Required work: Copy all entries without alteration and skip the pictures they hold.

Saved entries
....................
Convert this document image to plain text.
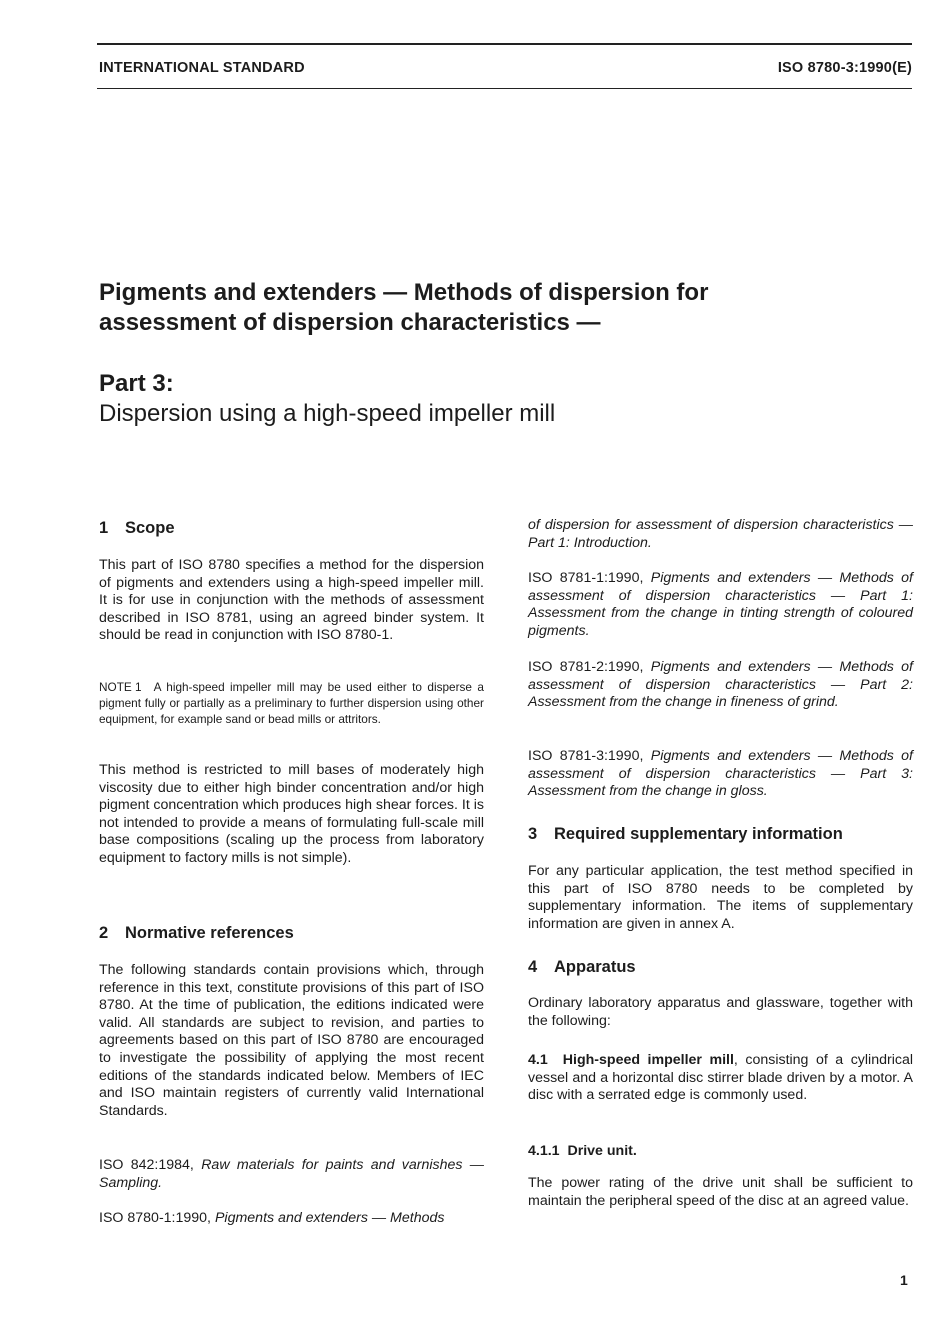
INTERNATIONAL STANDARD	ISO 8780-3:1990(E)
Pigments and extenders — Methods of dispersion for
assessment of dispersion characteristics —
Part 3:
Dispersion using a high-speed impeller mill
1 Scope

This part of ISO 8780 specifies a method for the dispersion of pigments and extenders using a high-speed impeller mill. It is for use in conjunction with the methods of assessment described in ISO 8781, using an agreed binder system. It should be read in conjunction with ISO 8780-1.

NOTE 1 A high-speed impeller mill may be used either to disperse a pigment fully or partially as a preliminary to further dispersion using other equipment, for example sand or bead mills or attritors.

This method is restricted to mill bases of moderately high viscosity due to either high binder concentration and/or high pigment concentration which produces high shear forces. It is not intended to provide a means of formulating full-scale mill base compositions (scaling up the process from laboratory equipment to factory mills is not simple).

2 Normative references

The following standards contain provisions which, through reference in this text, constitute provisions of this part of ISO 8780. At the time of publication, the editions indicated were valid. All standards are subject to revision, and parties to agreements based on this part of ISO 8780 are encouraged to investigate the possibility of applying the most recent editions of the standards indicated below. Members of IEC and ISO maintain registers of currently valid International Standards.

ISO 842:1984, Raw materials for paints and varnishes — Sampling.

ISO 8780-1:1990, Pigments and extenders — Methods

of dispersion for assessment of dispersion characteristics — Part 1: Introduction.

ISO 8781-1:1990, Pigments and extenders — Methods of assessment of dispersion characteristics — Part 1: Assessment from the change in tinting strength of coloured pigments.

ISO 8781-2:1990, Pigments and extenders — Methods of assessment of dispersion characteristics — Part 2: Assessment from the change in fineness of grind.

ISO 8781-3:1990, Pigments and extenders — Methods of assessment of dispersion characteristics — Part 3: Assessment from the change in gloss.

3 Required supplementary information

For any particular application, the test method specified in this part of ISO 8780 needs to be completed by supplementary information. The items of supplementary information are given in annex A.

4 Apparatus

Ordinary laboratory apparatus and glassware, together with the following:

4.1 High-speed impeller mill, consisting of a cylindrical vessel and a horizontal disc stirrer blade driven by a motor. A disc with a serrated edge is commonly used.

4.1.1 Drive unit.

The power rating of the drive unit shall be sufficient to maintain the peripheral speed of the disc at an agreed value.

1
....................
Answer to this task:
Convert this document image to plain text.
INTERNATIONAL STANDARD	ISO 8780-3:1990(E)
Pigments and extenders — Methods of dispersion for
assessment of dispersion characteristics —
Part 3:
Dispersion using a high-speed impeller mill
1 Scope

This part of ISO 8780 specifies a method for the dispersion of pigments and extenders using a high-speed impeller mill. It is for use in conjunction with the methods of assessment described in ISO 8781, using an agreed binder system. It should be read in conjunction with ISO 8780-1.

NOTE 1 A high-speed impeller mill may be used either to disperse a pigment fully or partially as a preliminary to further dispersion using other equipment, for example sand or bead mills or attritors.

This method is restricted to mill bases of moderately high viscosity due to either high binder concentration and/or high pigment concentration which produces high shear forces. It is not intended to provide a means of formulating full-scale mill base compositions (scaling up the process from laboratory equipment to factory mills is not simple).

2 Normative references

The following standards contain provisions which, through reference in this text, constitute provisions of this part of ISO 8780. At the time of publication, the editions indicated were valid. All standards are subject to revision, and parties to agreements based on this part of ISO 8780 are encouraged to investigate the possibility of applying the most recent editions of the standards indicated below. Members of IEC and ISO maintain registers of currently valid International Standards.

ISO 842:1984, Raw materials for paints and varnishes — Sampling.

ISO 8780-1:1990, Pigments and extenders — Methods

of dispersion for assessment of dispersion characteristics — Part 1: Introduction.

ISO 8781-1:1990, Pigments and extenders — Methods of assessment of dispersion characteristics — Part 1: Assessment from the change in tinting strength of coloured pigments.

ISO 8781-2:1990, Pigments and extenders — Methods of assessment of dispersion characteristics — Part 2: Assessment from the change in fineness of grind.

ISO 8781-3:1990, Pigments and extenders — Methods of assessment of dispersion characteristics — Part 3: Assessment from the change in gloss.

3 Required supplementary information

For any particular application, the test method specified in this part of ISO 8780 needs to be completed by supplementary information. The items of supplementary information are given in annex A.

4 Apparatus

Ordinary laboratory apparatus and glassware, together with the following:

4.1 High-speed impeller mill, consisting of a cylindrical vessel and a horizontal disc stirrer blade driven by a motor. A disc with a serrated edge is commonly used.

4.1.1 Drive unit.

The power rating of the drive unit shall be sufficient to maintain the peripheral speed of the disc at an agreed value.

1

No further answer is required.